▶ **PROBLEM**:
Return every record exactly as written.

## Start STORED DATA

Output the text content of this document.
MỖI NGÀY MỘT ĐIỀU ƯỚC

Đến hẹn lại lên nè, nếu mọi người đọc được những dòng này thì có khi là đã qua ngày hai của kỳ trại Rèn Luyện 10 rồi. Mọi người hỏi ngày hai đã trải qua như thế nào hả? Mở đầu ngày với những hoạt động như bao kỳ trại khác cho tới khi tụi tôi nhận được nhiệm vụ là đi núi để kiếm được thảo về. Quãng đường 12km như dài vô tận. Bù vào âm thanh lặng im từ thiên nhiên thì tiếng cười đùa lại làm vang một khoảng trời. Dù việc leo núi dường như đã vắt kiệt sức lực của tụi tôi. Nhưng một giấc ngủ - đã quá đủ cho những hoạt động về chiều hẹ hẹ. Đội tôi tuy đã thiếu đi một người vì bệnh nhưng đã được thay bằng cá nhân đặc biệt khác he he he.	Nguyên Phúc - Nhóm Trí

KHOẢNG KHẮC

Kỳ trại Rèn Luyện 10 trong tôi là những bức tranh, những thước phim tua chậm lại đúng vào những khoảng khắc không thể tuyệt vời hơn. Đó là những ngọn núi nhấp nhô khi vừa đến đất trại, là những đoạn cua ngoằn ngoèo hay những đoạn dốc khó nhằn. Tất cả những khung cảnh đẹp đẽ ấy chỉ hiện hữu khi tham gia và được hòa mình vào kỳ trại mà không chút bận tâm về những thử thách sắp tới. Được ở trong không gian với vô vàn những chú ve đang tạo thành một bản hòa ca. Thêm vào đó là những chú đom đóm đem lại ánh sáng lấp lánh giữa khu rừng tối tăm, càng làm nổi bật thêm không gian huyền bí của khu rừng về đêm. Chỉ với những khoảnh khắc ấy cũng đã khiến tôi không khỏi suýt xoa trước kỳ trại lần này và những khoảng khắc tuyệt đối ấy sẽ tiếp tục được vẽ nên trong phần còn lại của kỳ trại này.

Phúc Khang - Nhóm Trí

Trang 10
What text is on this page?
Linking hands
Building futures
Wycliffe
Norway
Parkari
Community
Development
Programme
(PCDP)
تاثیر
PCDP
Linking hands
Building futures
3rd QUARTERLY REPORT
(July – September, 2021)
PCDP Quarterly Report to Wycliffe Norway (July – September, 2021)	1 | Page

## End STORED DATA

▶ **RIGHT ANSWER**:
Output the text content of this document.
MỖI NGÀY MỘT ĐIỀU ƯỚC

Đến hẹn lại lên nè, nếu mọi người đọc được những dòng này thì có khi là đã qua ngày hai của kỳ trại Rèn Luyện 10 rồi. Mọi người hỏi ngày hai đã trải qua như thế nào hả? Mở đầu ngày với những hoạt động như bao kỳ trại khác cho tới khi tụi tôi nhận được nhiệm vụ là đi núi để kiếm được thảo về. Quãng đường 12km như dài vô tận. Bù vào âm thanh lặng im từ thiên nhiên thì tiếng cười đùa lại làm vang một khoảng trời. Dù việc leo núi dường như đã vắt kiệt sức lực của tụi tôi. Nhưng một giấc ngủ - đã quá đủ cho những hoạt động về chiều hẹ hẹ. Đội tôi tuy đã thiếu đi một người vì bệnh nhưng đã được thay bằng cá nhân đặc biệt khác he he he.	Nguyên Phúc - Nhóm Trí

KHOẢNG KHẮC

Kỳ trại Rèn Luyện 10 trong tôi là những bức tranh, những thước phim tua chậm lại đúng vào những khoảng khắc không thể tuyệt vời hơn. Đó là những ngọn núi nhấp nhô khi vừa đến đất trại, là những đoạn cua ngoằn ngoèo hay những đoạn dốc khó nhằn. Tất cả những khung cảnh đẹp đẽ ấy chỉ hiện hữu khi tham gia và được hòa mình vào kỳ trại mà không chút bận tâm về những thử thách sắp tới. Được ở trong không gian với vô vàn những chú ve đang tạo thành một bản hòa ca. Thêm vào đó là những chú đom đóm đem lại ánh sáng lấp lánh giữa khu rừng tối tăm, càng làm nổi bật thêm không gian huyền bí của khu rừng về đêm. Chỉ với những khoảnh khắc ấy cũng đã khiến tôi không khỏi suýt xoa trước kỳ trại lần này và những khoảng khắc tuyệt đối ấy sẽ tiếp tục được vẽ nên trong phần còn lại của kỳ trại này.

Phúc Khang - Nhóm Trí

Trang 10
What text is on this page?
Linking hands
Building futures
Wycliffe
Norway
Parkari
Community
Development
Programme
(PCDP)
تاثیر
PCDP
Linking hands
Building futures
3rd QUARTERLY REPORT
(July – September, 2021)
PCDP Quarterly Report to Wycliffe Norway (July – September, 2021)	1 | Page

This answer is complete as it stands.